Task prompt —
Copy out the entries word for word, from the very first line of the entries through the line containing "bar: [764, 159, 794, 497]", with both of those lines included.

── Recorded data

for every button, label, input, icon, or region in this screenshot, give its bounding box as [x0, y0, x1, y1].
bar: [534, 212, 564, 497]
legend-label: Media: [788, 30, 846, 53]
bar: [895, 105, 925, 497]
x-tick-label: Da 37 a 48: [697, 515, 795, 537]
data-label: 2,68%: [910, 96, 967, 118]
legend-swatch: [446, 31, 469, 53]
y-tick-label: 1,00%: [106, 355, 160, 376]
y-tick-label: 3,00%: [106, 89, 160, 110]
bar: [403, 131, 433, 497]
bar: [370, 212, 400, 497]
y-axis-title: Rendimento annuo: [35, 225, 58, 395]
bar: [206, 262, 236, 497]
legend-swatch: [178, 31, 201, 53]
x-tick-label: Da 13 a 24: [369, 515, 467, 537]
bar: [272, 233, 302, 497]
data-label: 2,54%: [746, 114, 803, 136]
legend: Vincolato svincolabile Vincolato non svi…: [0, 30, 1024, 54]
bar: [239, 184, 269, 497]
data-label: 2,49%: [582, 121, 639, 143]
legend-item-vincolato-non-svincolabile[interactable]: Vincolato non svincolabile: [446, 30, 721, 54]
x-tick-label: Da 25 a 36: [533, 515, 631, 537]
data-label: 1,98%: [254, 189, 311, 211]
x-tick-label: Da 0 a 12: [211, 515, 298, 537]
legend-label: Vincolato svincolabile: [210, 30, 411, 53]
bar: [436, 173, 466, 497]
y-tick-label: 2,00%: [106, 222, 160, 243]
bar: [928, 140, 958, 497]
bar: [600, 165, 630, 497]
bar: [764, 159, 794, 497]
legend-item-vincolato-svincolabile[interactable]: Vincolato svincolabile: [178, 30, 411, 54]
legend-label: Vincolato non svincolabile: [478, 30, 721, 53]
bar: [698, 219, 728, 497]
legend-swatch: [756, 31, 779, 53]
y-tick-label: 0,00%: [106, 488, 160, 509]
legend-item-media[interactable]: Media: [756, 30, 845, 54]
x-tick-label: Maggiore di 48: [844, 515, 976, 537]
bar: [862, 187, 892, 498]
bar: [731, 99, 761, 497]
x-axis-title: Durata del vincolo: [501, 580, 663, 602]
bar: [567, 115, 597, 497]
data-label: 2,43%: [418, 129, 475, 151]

────

Finished task —
for every button, label, input, icon, or region in this screenshot, give its bounding box as [x0, y0, x1, y1].
bar: [534, 212, 564, 497]
legend-label: Media: [788, 30, 846, 53]
bar: [895, 105, 925, 497]
x-tick-label: Da 37 a 48: [697, 515, 795, 537]
data-label: 2,68%: [910, 96, 967, 118]
legend-swatch: [446, 31, 469, 53]
y-tick-label: 1,00%: [106, 355, 160, 376]
y-tick-label: 3,00%: [106, 89, 160, 110]
bar: [403, 131, 433, 497]
bar: [370, 212, 400, 497]
y-axis-title: Rendimento annuo: [35, 225, 58, 395]
bar: [206, 262, 236, 497]
legend-swatch: [178, 31, 201, 53]
x-tick-label: Da 13 a 24: [369, 515, 467, 537]
bar: [272, 233, 302, 497]
data-label: 2,54%: [746, 114, 803, 136]
legend: Vincolato svincolabile Vincolato non svi…: [0, 30, 1024, 54]
bar: [239, 184, 269, 497]
data-label: 2,49%: [582, 121, 639, 143]
legend-item-vincolato-non-svincolabile[interactable]: Vincolato non svincolabile: [446, 30, 721, 54]
x-tick-label: Da 25 a 36: [533, 515, 631, 537]
data-label: 1,98%: [254, 189, 311, 211]
x-tick-label: Da 0 a 12: [211, 515, 298, 537]
legend-label: Vincolato svincolabile: [210, 30, 411, 53]
bar: [436, 173, 466, 497]
y-tick-label: 2,00%: [106, 222, 160, 243]
bar: [928, 140, 958, 497]
bar: [600, 165, 630, 497]
bar: [764, 159, 794, 497]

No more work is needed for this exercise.